### The data
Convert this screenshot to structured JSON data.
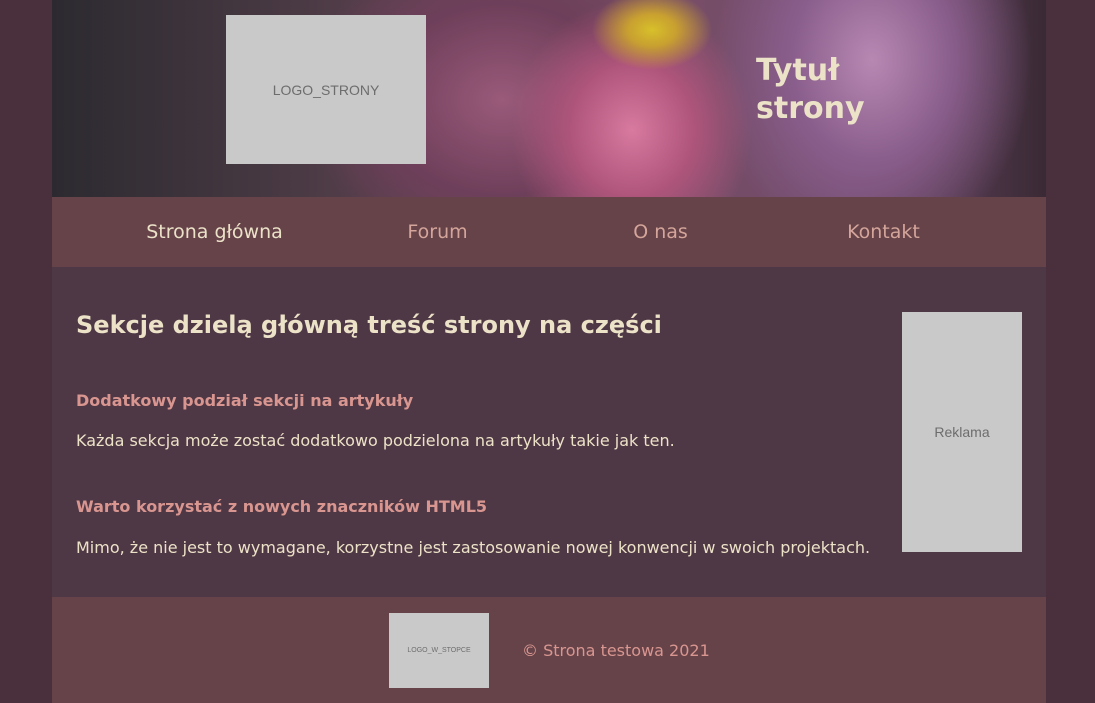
{
  "header": {
    "logo_text": "LOGO_STRONY",
    "title_line1": "Tytuł",
    "title_line2": "strony"
  },
  "nav": {
    "items": [
      {
        "label": "Strona główna",
        "active": true
      },
      {
        "label": "Forum",
        "active": false
      },
      {
        "label": "O nas",
        "active": false
      },
      {
        "label": "Kontakt",
        "active": false
      }
    ]
  },
  "main": {
    "section_title": "Sekcje dzielą główną treść strony na części",
    "articles": [
      {
        "title": "Dodatkowy podział sekcji na artykuły",
        "text": "Każda sekcja może zostać dodatkowo podzielona na artykuły takie jak ten."
      },
      {
        "title": "Warto korzystać z nowych znaczników HTML5",
        "text": "Mimo, że nie jest to wymagane, korzystne jest zastosowanie nowej konwencji w swoich projektach."
      }
    ],
    "ad_text": "Reklama"
  },
  "footer": {
    "logo_text": "LOGO_W_STOPCE",
    "copyright": "© Strona testowa 2021"
  },
  "colors": {
    "background": "#4a2f3d",
    "nav_background": "#654349",
    "heading": "#ece2c8",
    "accent": "#d99690"
  }
}
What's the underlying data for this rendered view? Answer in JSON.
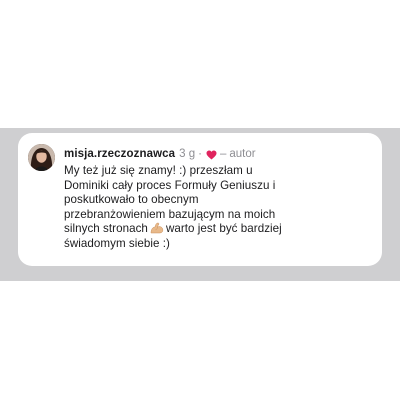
{
  "comment": {
    "username": "misja.rzeczoznawca",
    "time_ago": "3 g",
    "separator": "·",
    "author_dash": "–",
    "author_label": "autor",
    "text_lines": [
      "My też już się znamy! :) przeszłam u",
      "Dominiki cały proces Formuły Geniuszu i",
      "poskutkowało to obecnym",
      "przebranżowieniem bazującym na moich",
      "silnych stronach",
      "warto jest być bardziej",
      "świadomym siebie :)"
    ],
    "emoji": "flexed-biceps-icon",
    "icons": {
      "heart": "heart-icon",
      "avatar": "avatar"
    }
  },
  "colors": {
    "band": "#cfcfd1",
    "heart": "#e0245e",
    "muted_text": "#8e8e93",
    "text": "#1c1c1e"
  }
}
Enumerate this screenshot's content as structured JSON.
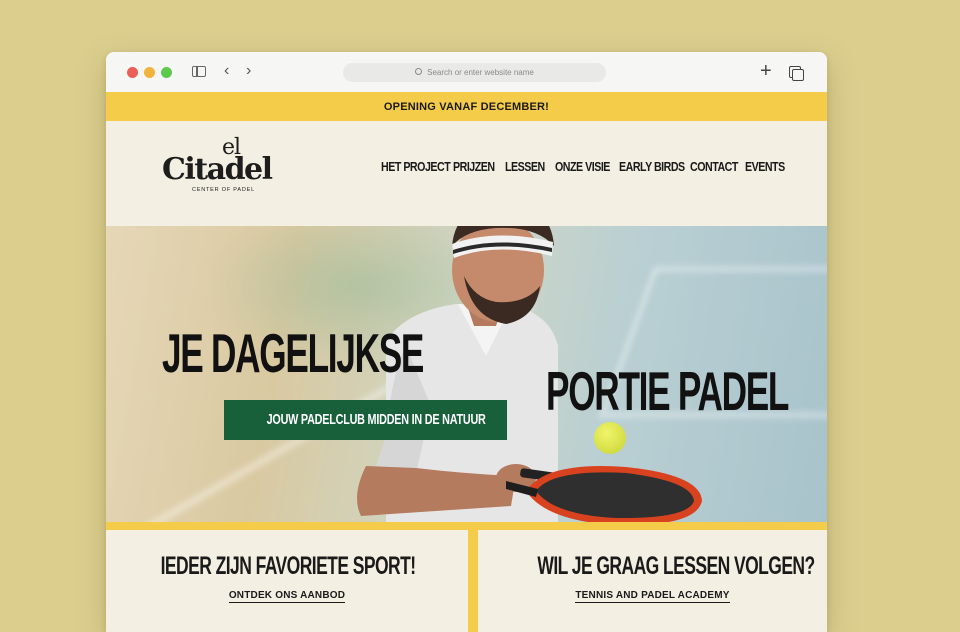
{
  "browser": {
    "url_placeholder": "Search or enter website name"
  },
  "announcement": "OPENING VANAF DECEMBER!",
  "logo": {
    "line1": "el",
    "line2": "Citadel",
    "tagline": "CENTER OF PADEL"
  },
  "nav": {
    "items": [
      {
        "label": "HET PROJECT"
      },
      {
        "label": "PRIJZEN"
      },
      {
        "label": "LESSEN"
      },
      {
        "label": "ONZE VISIE"
      },
      {
        "label": "EARLY BIRDS"
      },
      {
        "label": "CONTACT"
      },
      {
        "label": "EVENTS"
      }
    ]
  },
  "hero": {
    "title_line1": "JE DAGELIJKSE",
    "title_line2": "PORTIE PADEL",
    "cta_label": "JOUW PADELCLUB MIDDEN IN DE NATUUR"
  },
  "cards": [
    {
      "title": "IEDER ZIJN FAVORIETE SPORT!",
      "link": "ONTDEK ONS AANBOD"
    },
    {
      "title": "WIL JE GRAAG LESSEN VOLGEN?",
      "link": "TENNIS AND PADEL ACADEMY"
    }
  ],
  "colors": {
    "page_background": "#dccf8e",
    "accent_yellow": "#f5cc4a",
    "cta_green": "#17603a",
    "cream": "#f3efe2"
  }
}
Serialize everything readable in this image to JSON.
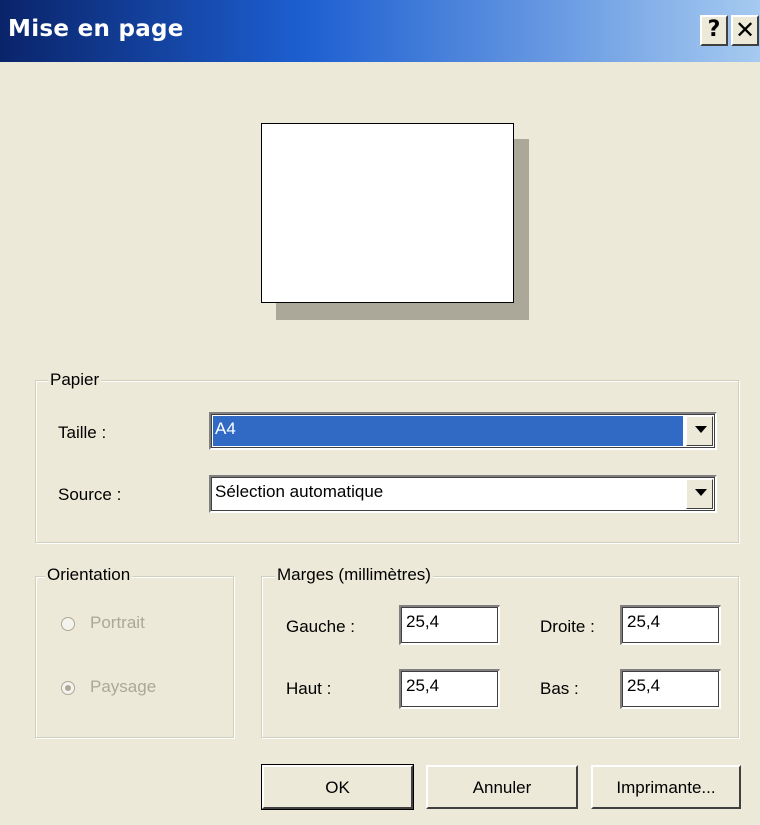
{
  "window": {
    "title": "Mise en page",
    "help_button": "?",
    "close_button": "✕"
  },
  "paper": {
    "legend": "Papier",
    "size_label": "Taille :",
    "size_value": "A4",
    "source_label": "Source :",
    "source_value": "Sélection automatique"
  },
  "orientation": {
    "legend": "Orientation",
    "portrait_label": "Portrait",
    "landscape_label": "Paysage",
    "selected": "Paysage"
  },
  "margins": {
    "legend": "Marges (millimètres)",
    "left_label": "Gauche :",
    "left_value": "25,4",
    "right_label": "Droite :",
    "right_value": "25,4",
    "top_label": "Haut :",
    "top_value": "25,4",
    "bottom_label": "Bas :",
    "bottom_value": "25,4"
  },
  "buttons": {
    "ok": "OK",
    "cancel": "Annuler",
    "printer": "Imprimante..."
  },
  "colors": {
    "dialog_bg": "#ece9d8",
    "titlebar_start": "#0a246a",
    "selection": "#316ac5",
    "disabled_text": "#aca899"
  }
}
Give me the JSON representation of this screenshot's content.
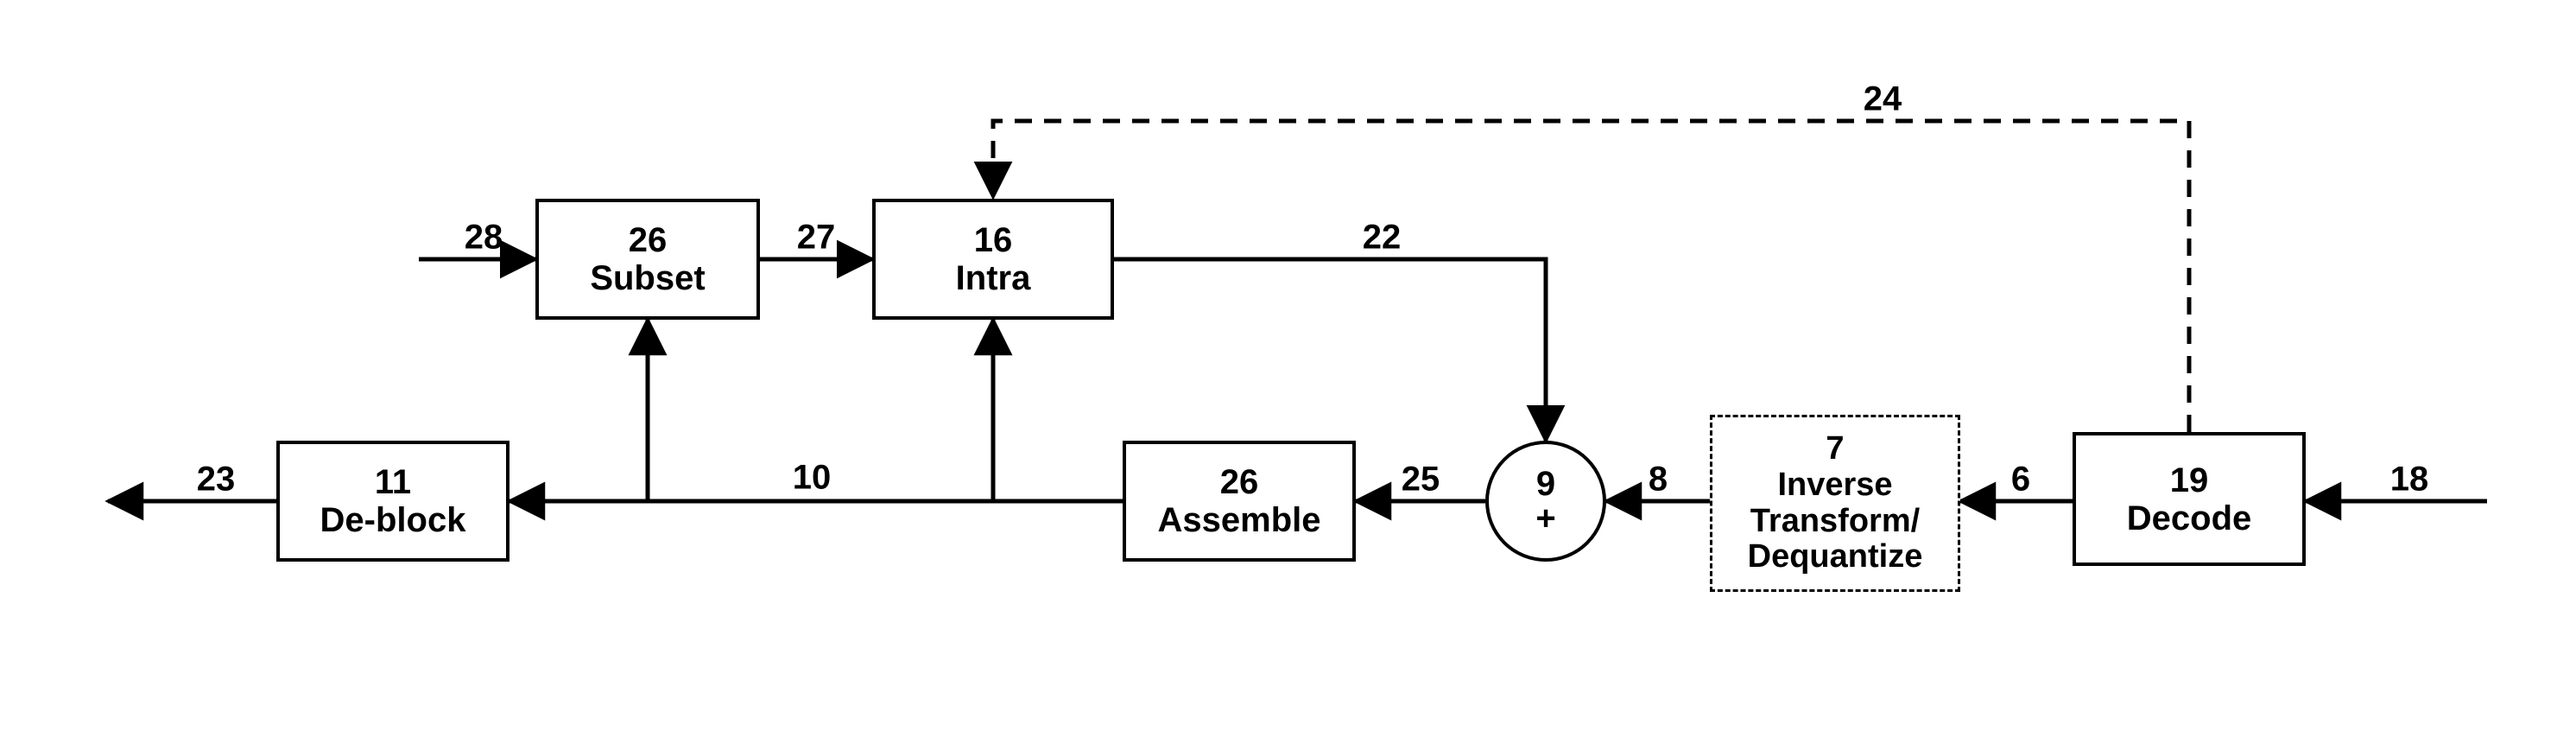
{
  "blocks": {
    "subset": {
      "num": "26",
      "name": "Subset"
    },
    "intra": {
      "num": "16",
      "name": "Intra"
    },
    "deblock": {
      "num": "11",
      "name": "De-block"
    },
    "assemble": {
      "num": "26",
      "name": "Assemble"
    },
    "invtrans": {
      "num": "7",
      "name1": "Inverse",
      "name2": "Transform/",
      "name3": "Dequantize"
    },
    "decode": {
      "num": "19",
      "name": "Decode"
    },
    "adder": {
      "num": "9",
      "sym": "+"
    }
  },
  "wires": {
    "w18": "18",
    "w6": "6",
    "w8": "8",
    "w25": "25",
    "w22": "22",
    "w27": "27",
    "w28": "28",
    "w10": "10",
    "w23": "23",
    "w24": "24"
  }
}
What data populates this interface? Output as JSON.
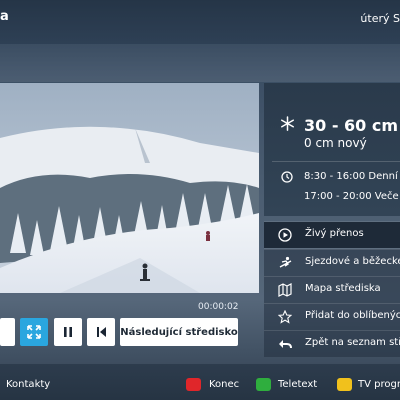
######
**Prompt**
Copy every line that includes the string "structured" from the material above.

**Task answer**
Convert this screenshot to structured JSON data.
Enumerate this screenshot's content as structured JSON.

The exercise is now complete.